##### MATERIAL SHOWN
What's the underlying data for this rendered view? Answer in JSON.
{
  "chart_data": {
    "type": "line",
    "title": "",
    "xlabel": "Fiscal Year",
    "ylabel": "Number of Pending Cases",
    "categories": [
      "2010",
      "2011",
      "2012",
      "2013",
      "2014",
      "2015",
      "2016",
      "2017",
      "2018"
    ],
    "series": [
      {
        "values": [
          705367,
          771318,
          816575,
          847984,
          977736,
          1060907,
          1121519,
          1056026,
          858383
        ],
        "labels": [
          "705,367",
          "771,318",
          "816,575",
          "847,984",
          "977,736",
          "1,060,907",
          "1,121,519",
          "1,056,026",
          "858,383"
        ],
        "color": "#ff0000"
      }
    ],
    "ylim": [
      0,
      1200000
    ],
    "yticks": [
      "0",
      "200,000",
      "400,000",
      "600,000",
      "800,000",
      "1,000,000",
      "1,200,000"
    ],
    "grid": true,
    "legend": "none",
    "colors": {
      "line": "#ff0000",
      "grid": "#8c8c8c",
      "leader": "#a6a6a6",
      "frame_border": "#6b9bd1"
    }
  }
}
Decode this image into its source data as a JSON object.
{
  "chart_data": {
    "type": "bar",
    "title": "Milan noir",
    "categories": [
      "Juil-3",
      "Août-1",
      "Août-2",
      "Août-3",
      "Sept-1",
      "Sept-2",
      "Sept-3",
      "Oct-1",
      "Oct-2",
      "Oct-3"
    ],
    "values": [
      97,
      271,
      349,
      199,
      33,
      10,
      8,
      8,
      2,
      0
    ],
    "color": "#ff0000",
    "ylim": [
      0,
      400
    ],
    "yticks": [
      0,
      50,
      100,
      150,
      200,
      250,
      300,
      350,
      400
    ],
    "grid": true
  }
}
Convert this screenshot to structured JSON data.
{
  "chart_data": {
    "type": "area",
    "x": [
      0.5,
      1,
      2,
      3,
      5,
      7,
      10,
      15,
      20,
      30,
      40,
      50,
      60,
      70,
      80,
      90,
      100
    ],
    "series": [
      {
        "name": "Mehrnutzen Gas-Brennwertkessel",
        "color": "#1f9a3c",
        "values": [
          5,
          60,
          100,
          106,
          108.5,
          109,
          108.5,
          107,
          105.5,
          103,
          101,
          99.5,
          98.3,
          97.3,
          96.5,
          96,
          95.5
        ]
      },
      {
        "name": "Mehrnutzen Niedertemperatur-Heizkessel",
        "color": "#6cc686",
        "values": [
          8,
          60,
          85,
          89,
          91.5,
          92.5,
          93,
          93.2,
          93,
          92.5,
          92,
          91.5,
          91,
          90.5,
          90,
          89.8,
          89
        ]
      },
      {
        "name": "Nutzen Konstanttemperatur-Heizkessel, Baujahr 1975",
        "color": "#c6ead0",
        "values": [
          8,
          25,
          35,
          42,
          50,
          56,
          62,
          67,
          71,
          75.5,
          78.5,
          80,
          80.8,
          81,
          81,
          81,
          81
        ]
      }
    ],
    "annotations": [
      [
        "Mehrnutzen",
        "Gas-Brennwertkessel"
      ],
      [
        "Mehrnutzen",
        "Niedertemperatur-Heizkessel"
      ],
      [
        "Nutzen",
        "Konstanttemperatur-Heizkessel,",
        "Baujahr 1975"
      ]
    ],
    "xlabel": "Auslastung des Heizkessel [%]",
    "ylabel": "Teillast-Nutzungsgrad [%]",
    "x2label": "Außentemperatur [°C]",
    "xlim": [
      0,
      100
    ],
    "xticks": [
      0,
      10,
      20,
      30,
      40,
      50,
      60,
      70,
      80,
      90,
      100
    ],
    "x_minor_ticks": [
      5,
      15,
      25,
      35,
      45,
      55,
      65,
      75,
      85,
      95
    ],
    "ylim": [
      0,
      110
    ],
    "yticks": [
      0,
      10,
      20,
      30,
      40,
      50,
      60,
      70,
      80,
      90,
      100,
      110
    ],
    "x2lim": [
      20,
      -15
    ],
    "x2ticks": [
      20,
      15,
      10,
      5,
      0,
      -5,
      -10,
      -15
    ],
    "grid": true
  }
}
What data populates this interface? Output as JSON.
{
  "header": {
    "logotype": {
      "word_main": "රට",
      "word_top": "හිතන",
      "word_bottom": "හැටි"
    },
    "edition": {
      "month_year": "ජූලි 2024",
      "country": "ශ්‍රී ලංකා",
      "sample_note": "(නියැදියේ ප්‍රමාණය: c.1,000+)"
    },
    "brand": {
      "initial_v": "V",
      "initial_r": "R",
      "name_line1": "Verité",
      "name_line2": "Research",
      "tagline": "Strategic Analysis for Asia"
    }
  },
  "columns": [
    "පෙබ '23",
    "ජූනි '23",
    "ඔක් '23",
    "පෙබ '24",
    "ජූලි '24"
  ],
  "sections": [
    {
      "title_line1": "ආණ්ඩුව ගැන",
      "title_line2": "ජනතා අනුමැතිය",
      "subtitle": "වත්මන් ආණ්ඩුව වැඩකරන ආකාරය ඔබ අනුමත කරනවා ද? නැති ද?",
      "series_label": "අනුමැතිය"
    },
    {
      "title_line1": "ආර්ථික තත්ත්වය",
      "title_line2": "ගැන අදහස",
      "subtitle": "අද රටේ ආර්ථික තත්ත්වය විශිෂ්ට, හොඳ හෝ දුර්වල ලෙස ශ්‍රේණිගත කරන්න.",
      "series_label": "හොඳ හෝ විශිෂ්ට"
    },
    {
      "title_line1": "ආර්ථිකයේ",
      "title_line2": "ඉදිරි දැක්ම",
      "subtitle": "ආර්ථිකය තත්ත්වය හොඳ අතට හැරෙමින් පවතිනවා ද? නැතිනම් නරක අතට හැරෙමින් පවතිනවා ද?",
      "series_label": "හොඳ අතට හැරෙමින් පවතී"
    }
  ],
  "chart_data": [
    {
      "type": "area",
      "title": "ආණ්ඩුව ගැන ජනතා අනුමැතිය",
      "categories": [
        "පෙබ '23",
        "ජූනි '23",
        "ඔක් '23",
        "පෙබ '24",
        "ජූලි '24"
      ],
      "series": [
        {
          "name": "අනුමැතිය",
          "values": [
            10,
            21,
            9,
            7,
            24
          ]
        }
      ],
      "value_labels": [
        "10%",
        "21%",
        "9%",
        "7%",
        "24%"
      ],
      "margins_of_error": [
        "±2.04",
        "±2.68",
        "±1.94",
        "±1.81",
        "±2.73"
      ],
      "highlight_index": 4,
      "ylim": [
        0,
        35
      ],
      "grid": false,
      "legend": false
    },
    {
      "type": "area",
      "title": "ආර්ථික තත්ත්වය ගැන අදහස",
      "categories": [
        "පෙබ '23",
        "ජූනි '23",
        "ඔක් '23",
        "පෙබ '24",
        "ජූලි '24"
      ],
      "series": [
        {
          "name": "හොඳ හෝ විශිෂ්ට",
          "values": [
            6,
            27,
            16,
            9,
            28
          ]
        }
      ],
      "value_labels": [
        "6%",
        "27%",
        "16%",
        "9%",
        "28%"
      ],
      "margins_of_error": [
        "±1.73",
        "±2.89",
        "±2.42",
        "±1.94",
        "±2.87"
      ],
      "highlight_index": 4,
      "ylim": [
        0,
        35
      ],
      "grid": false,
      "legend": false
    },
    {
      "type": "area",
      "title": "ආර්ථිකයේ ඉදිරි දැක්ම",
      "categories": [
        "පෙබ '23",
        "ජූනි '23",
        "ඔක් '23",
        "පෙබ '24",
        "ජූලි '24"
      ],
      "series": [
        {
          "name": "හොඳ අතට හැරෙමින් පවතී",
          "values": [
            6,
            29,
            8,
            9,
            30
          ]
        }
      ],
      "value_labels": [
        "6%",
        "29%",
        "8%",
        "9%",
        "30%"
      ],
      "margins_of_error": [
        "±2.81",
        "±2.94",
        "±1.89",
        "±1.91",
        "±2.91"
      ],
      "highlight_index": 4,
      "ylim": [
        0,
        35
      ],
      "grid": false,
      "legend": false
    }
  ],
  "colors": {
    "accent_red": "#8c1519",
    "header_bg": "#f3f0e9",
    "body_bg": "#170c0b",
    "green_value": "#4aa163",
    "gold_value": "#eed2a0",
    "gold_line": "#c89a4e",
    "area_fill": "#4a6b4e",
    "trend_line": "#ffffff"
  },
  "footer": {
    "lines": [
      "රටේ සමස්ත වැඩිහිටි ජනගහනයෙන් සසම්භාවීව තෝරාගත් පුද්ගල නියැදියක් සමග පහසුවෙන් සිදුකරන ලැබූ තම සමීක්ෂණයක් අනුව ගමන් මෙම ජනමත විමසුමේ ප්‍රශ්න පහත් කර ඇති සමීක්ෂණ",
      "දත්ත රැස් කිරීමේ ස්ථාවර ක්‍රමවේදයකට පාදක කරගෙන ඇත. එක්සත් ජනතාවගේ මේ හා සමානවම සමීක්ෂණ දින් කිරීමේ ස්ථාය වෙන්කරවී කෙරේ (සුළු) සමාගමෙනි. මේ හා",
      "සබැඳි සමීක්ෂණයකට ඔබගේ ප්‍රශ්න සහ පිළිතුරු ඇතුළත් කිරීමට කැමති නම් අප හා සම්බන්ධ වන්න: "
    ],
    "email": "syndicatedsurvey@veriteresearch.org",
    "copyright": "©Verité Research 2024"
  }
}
##########
* [TASK TO CARRY OUT]: Gather each line of the listing that holds the string "JSON".

* [RESULT OF THIS EXERCISE]:
What's the underlying data for this rendered view? Answer in JSON.
Decode this image into its source data as a JSON object.
Convert this screenshot to structured JSON data.
What data populates this interface? Output as JSON.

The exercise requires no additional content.